PROBLEM STATEMENT: Find the lines with the string "underlying" and return them.

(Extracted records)
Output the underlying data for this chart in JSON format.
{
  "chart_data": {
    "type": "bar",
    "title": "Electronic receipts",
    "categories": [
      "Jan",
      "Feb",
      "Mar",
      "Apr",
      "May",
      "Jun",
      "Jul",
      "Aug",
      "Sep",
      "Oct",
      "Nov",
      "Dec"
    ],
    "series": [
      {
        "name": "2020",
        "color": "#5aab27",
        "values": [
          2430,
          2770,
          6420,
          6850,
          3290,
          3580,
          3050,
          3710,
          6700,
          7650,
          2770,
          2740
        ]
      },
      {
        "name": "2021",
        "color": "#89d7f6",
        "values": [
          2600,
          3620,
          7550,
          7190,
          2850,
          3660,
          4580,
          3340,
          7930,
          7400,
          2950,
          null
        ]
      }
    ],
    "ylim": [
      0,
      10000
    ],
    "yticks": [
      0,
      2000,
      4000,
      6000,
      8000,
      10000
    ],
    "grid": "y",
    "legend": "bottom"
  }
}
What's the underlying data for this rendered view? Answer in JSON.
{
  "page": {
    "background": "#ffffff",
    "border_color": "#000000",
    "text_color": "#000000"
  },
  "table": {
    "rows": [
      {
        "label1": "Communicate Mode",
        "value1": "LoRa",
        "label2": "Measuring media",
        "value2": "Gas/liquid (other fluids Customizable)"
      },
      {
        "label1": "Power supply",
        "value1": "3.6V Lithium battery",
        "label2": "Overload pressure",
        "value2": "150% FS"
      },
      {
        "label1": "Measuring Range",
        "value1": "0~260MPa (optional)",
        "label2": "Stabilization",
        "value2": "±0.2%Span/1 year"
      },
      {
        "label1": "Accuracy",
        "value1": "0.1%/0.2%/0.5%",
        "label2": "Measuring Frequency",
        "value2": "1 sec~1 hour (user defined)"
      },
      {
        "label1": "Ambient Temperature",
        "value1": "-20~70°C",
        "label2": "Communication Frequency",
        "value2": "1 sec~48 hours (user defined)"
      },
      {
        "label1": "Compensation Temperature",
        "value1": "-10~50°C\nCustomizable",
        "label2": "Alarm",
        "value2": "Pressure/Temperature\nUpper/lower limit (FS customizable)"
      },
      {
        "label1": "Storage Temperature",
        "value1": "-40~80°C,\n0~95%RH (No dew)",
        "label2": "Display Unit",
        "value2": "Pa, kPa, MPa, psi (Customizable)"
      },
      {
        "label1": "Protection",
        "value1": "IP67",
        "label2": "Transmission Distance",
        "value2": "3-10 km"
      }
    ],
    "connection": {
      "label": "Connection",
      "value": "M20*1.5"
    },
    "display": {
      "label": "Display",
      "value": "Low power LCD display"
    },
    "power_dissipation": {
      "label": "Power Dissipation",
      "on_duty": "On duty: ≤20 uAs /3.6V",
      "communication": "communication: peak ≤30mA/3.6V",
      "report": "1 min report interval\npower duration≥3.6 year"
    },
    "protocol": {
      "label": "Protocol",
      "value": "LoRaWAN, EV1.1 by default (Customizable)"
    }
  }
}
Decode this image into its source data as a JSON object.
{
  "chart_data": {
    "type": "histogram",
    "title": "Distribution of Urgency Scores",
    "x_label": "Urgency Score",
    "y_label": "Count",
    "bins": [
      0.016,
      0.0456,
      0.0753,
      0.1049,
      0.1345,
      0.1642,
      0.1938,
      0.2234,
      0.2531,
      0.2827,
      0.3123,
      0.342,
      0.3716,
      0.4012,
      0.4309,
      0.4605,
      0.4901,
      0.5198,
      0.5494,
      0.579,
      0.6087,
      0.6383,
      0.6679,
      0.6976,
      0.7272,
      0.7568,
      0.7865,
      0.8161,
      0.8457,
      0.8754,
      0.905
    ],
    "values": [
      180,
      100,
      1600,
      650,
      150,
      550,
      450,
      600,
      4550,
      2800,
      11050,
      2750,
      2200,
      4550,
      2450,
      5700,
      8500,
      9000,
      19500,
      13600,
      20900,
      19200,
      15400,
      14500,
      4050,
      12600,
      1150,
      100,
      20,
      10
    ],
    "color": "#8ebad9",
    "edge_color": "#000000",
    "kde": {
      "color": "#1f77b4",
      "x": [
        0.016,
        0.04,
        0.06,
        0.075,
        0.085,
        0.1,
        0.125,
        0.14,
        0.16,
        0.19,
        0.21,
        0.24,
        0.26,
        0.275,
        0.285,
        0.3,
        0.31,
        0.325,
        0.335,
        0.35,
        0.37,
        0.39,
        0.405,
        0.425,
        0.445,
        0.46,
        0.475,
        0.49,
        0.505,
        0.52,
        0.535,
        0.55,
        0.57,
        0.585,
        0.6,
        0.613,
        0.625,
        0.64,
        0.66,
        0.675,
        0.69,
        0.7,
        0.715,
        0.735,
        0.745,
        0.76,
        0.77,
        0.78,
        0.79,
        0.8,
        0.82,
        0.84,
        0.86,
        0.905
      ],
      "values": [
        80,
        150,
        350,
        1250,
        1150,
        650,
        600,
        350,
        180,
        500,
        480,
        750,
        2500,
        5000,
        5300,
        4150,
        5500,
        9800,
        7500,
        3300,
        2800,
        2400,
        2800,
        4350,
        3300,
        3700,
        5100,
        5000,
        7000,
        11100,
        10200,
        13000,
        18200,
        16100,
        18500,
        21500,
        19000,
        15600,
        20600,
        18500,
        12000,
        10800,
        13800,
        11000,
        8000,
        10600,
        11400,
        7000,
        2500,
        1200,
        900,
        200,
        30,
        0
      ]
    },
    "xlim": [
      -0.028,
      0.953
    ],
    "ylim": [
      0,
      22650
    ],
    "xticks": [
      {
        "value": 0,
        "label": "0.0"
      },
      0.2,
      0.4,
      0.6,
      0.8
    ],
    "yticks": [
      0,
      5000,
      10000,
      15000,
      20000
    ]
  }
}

RESPONSE FOR THIS EXERCISE:
Output the underlying data for this chart in JSON format.
What's the underlying data for this rendered view? Answer in JSON.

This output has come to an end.